(Stored data entries)
● ● ● ● ●

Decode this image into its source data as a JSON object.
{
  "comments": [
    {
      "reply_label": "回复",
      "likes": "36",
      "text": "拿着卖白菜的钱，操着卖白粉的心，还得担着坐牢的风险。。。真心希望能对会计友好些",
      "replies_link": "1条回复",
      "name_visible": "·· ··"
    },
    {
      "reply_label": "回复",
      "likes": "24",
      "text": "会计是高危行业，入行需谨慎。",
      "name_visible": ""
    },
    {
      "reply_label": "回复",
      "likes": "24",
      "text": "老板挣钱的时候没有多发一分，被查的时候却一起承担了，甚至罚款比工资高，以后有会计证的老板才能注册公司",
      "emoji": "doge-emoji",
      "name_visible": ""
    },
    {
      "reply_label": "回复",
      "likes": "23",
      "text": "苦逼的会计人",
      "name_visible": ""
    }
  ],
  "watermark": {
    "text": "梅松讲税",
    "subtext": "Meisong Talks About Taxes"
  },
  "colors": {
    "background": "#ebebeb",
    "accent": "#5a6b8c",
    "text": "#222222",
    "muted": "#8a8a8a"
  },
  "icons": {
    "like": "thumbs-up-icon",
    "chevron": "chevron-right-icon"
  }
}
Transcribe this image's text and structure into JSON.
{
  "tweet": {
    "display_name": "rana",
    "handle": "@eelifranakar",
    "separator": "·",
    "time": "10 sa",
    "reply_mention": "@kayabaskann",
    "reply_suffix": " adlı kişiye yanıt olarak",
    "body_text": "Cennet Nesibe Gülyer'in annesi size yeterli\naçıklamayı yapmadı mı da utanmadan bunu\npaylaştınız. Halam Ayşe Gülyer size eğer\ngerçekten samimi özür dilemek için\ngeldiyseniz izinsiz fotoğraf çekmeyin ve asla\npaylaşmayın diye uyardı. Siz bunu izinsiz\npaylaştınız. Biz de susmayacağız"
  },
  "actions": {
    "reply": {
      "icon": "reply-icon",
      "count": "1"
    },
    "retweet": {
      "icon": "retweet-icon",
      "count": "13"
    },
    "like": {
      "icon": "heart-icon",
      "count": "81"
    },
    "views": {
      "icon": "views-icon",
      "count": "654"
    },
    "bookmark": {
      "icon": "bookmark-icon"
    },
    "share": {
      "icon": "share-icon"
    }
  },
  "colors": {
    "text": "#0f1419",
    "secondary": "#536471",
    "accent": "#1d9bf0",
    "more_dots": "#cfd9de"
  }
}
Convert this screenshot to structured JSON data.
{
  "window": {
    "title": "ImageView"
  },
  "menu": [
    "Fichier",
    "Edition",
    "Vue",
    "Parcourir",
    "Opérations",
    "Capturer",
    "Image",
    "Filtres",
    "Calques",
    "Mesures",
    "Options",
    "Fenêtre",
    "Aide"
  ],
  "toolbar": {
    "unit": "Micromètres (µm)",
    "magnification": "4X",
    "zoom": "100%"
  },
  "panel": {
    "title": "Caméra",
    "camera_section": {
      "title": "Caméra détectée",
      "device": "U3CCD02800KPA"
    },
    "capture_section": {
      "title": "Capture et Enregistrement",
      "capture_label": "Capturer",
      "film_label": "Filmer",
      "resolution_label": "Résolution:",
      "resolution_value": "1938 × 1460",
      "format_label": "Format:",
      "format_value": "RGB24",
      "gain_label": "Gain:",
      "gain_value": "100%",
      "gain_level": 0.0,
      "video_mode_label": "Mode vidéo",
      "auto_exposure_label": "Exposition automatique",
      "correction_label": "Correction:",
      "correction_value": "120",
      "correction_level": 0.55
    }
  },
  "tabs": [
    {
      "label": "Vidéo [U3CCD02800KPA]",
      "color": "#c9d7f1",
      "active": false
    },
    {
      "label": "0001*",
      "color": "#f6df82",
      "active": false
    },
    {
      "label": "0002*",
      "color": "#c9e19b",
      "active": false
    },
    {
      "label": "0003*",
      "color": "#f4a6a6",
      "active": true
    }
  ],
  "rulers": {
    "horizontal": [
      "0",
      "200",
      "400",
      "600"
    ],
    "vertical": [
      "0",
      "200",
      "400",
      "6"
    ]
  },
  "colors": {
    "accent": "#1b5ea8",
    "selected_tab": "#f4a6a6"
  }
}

● ● ● ● ●

* **Given task**
Copy each line of the data above without altering a single character.

* **Correct answer**
Decode this image into its source data as a JSON object.
{
  "comments": [
    {
      "reply_label": "回复",
      "likes": "36",
      "text": "拿着卖白菜的钱，操着卖白粉的心，还得担着坐牢的风险。。。真心希望能对会计友好些",
      "replies_link": "1条回复",
      "name_visible": "·· ··"
    },
    {
      "reply_label": "回复",
      "likes": "24",
      "text": "会计是高危行业，入行需谨慎。",
      "name_visible": ""
    },
    {
      "reply_label": "回复",
      "likes": "24",
      "text": "老板挣钱的时候没有多发一分，被查的时候却一起承担了，甚至罚款比工资高，以后有会计证的老板才能注册公司",
      "emoji": "doge-emoji",
      "name_visible": ""
    },
    {
      "reply_label": "回复",
      "likes": "23",
      "text": "苦逼的会计人",
      "name_visible": ""
    }
  ],
  "watermark": {
    "text": "梅松讲税",
    "subtext": "Meisong Talks About Taxes"
  },
  "colors": {
    "background": "#ebebeb",
    "accent": "#5a6b8c",
    "text": "#222222",
    "muted": "#8a8a8a"
  },
  "icons": {
    "like": "thumbs-up-icon",
    "chevron": "chevron-right-icon"
  }
}
Transcribe this image's text and structure into JSON.
{
  "tweet": {
    "display_name": "rana",
    "handle": "@eelifranakar",
    "separator": "·",
    "time": "10 sa",
    "reply_mention": "@kayabaskann",
    "reply_suffix": " adlı kişiye yanıt olarak",
    "body_text": "Cennet Nesibe Gülyer'in annesi size yeterli\naçıklamayı yapmadı mı da utanmadan bunu\npaylaştınız. Halam Ayşe Gülyer size eğer\ngerçekten samimi özür dilemek için\ngeldiyseniz izinsiz fotoğraf çekmeyin ve asla\npaylaşmayın diye uyardı. Siz bunu izinsiz\npaylaştınız. Biz de susmayacağız"
  },
  "actions": {
    "reply": {
      "icon": "reply-icon",
      "count": "1"
    },
    "retweet": {
      "icon": "retweet-icon",
      "count": "13"
    },
    "like": {
      "icon": "heart-icon",
      "count": "81"
    },
    "views": {
      "icon": "views-icon",
      "count": "654"
    },
    "bookmark": {
      "icon": "bookmark-icon"
    },
    "share": {
      "icon": "share-icon"
    }
  },
  "colors": {
    "text": "#0f1419",
    "secondary": "#536471",
    "accent": "#1d9bf0",
    "more_dots": "#cfd9de"
  }
}
Convert this screenshot to structured JSON data.
{
  "window": {
    "title": "ImageView"
  },
  "menu": [
    "Fichier",
    "Edition",
    "Vue",
    "Parcourir",
    "Opérations",
    "Capturer",
    "Image",
    "Filtres",
    "Calques",
    "Mesures",
    "Options",
    "Fenêtre",
    "Aide"
  ],
  "toolbar": {
    "unit": "Micromètres (µm)",
    "magnification": "4X",
    "zoom": "100%"
  },
  "panel": {
    "title": "Caméra",
    "camera_section": {
      "title": "Caméra détectée",
      "device": "U3CCD02800KPA"
    },
    "capture_section": {
      "title": "Capture et Enregistrement",
      "capture_label": "Capturer",
      "film_label": "Filmer",
      "resolution_label": "Résolution:",
      "resolution_value": "1938 × 1460",
      "format_label": "Format:",
      "format_value": "RGB24",
      "gain_label": "Gain:",
      "gain_value": "100%",
      "gain_level": 0.0,
      "video_mode_label": "Mode vidéo",
      "auto_exposure_label": "Exposition automatique",
      "correction_label": "Correction:",
      "correction_value": "120",
      "correction_level": 0.55
    }
  },
  "tabs": [
    {
      "label": "Vidéo [U3CCD02800KPA]",
      "color": "#c9d7f1",
      "active": false
    },
    {
      "label": "0001*",
      "color": "#f6df82",
      "active": false
    },
    {
      "label": "0002*",
      "color": "#c9e19b",
      "active": false
    },
    {
      "label": "0003*",
      "color": "#f4a6a6",
      "active": true
    }
  ],
  "rulers": {
    "horizontal": [
      "0",
      "200",
      "400",
      "600"
    ],
    "vertical": [
      "0",
      "200",
      "400",
      "6"
    ]
  },
  "colors": {
    "accent": "#1b5ea8",
    "selected_tab": "#f4a6a6"
  }
}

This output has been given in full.